__RECORD EXTRACTS__.
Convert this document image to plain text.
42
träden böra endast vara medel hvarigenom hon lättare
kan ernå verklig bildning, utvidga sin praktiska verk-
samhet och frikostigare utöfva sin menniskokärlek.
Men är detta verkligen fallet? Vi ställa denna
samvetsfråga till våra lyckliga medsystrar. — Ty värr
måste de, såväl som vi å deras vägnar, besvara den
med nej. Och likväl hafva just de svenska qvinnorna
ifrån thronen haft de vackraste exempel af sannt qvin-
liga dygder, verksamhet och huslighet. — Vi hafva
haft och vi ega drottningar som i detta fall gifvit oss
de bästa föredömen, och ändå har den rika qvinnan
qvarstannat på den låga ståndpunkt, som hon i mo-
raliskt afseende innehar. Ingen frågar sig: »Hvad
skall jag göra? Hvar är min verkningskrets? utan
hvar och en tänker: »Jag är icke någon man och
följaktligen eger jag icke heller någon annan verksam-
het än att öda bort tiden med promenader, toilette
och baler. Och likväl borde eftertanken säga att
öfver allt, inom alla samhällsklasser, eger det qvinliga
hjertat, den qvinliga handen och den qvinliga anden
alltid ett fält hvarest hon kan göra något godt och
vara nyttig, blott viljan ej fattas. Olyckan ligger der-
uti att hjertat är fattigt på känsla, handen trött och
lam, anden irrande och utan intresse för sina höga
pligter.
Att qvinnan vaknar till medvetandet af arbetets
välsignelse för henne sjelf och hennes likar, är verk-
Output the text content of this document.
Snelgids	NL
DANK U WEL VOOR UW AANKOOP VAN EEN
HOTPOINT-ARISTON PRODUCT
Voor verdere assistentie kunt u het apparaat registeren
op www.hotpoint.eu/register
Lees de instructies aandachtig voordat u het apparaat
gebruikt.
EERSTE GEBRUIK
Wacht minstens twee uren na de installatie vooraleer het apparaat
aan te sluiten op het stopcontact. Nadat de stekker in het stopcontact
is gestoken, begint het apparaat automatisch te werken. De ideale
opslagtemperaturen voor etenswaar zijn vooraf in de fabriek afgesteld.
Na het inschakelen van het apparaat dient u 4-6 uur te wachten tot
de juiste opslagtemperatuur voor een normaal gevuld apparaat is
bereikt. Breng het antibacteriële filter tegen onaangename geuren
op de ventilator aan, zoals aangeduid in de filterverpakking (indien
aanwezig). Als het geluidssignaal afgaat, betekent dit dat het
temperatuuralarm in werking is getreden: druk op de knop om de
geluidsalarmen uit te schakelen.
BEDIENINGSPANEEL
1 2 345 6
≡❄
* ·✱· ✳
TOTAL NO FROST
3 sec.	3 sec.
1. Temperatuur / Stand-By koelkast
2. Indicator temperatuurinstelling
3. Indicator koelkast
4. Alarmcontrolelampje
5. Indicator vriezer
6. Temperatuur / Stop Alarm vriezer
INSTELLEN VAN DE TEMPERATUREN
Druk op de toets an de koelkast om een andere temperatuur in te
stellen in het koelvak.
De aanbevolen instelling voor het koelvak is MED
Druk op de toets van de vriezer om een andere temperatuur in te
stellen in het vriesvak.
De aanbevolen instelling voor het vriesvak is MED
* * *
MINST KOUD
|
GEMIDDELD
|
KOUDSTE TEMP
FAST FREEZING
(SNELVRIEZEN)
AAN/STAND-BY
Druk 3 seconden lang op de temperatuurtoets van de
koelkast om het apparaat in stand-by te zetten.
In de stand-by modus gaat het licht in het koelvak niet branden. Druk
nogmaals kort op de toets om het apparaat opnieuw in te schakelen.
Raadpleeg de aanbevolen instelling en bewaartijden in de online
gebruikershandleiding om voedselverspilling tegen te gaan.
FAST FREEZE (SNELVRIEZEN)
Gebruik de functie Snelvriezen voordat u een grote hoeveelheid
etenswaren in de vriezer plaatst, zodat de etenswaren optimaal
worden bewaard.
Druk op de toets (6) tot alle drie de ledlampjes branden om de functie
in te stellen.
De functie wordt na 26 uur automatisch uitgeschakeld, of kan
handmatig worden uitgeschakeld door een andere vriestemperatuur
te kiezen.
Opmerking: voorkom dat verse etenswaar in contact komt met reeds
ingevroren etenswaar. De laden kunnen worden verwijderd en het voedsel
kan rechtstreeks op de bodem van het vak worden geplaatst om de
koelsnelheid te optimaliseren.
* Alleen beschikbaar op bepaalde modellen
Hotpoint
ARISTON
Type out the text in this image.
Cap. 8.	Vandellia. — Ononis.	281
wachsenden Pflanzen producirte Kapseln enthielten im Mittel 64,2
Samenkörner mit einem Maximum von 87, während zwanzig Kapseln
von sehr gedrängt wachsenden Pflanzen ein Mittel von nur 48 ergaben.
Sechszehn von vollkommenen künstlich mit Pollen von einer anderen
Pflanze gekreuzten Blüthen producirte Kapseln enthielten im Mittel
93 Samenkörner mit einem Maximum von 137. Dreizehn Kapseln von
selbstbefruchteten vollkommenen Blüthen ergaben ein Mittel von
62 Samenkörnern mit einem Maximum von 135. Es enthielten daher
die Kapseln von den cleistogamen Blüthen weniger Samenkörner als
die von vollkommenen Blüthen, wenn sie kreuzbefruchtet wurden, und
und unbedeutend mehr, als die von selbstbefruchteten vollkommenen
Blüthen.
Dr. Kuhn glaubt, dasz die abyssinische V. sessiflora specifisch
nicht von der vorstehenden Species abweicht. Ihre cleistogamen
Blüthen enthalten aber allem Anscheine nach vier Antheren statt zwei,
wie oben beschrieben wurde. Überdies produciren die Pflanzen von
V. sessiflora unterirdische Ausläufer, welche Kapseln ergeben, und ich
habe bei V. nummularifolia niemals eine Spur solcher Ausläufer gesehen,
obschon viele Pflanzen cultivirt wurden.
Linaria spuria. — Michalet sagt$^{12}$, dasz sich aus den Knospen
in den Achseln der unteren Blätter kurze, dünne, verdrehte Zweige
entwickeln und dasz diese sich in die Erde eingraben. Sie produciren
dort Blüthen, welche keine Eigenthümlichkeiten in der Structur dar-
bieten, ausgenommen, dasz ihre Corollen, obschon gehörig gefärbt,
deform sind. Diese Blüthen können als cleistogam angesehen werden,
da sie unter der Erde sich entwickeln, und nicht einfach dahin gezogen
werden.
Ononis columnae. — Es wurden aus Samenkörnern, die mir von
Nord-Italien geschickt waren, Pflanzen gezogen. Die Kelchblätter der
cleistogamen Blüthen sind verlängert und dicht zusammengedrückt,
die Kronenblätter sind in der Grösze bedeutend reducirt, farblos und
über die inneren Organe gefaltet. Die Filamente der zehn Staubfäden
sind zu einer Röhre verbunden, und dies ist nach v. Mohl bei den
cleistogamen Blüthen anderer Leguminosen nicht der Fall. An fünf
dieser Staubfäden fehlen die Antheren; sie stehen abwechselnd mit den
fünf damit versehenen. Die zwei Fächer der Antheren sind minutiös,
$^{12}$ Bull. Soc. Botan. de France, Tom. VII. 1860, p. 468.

__ACTIVITY__. From the data, list each line in which the string "werden" appears.

__COMPLETED EXERCISE__.
deform sind. Diese Blüthen können als cleistogam angesehen werden,
werden.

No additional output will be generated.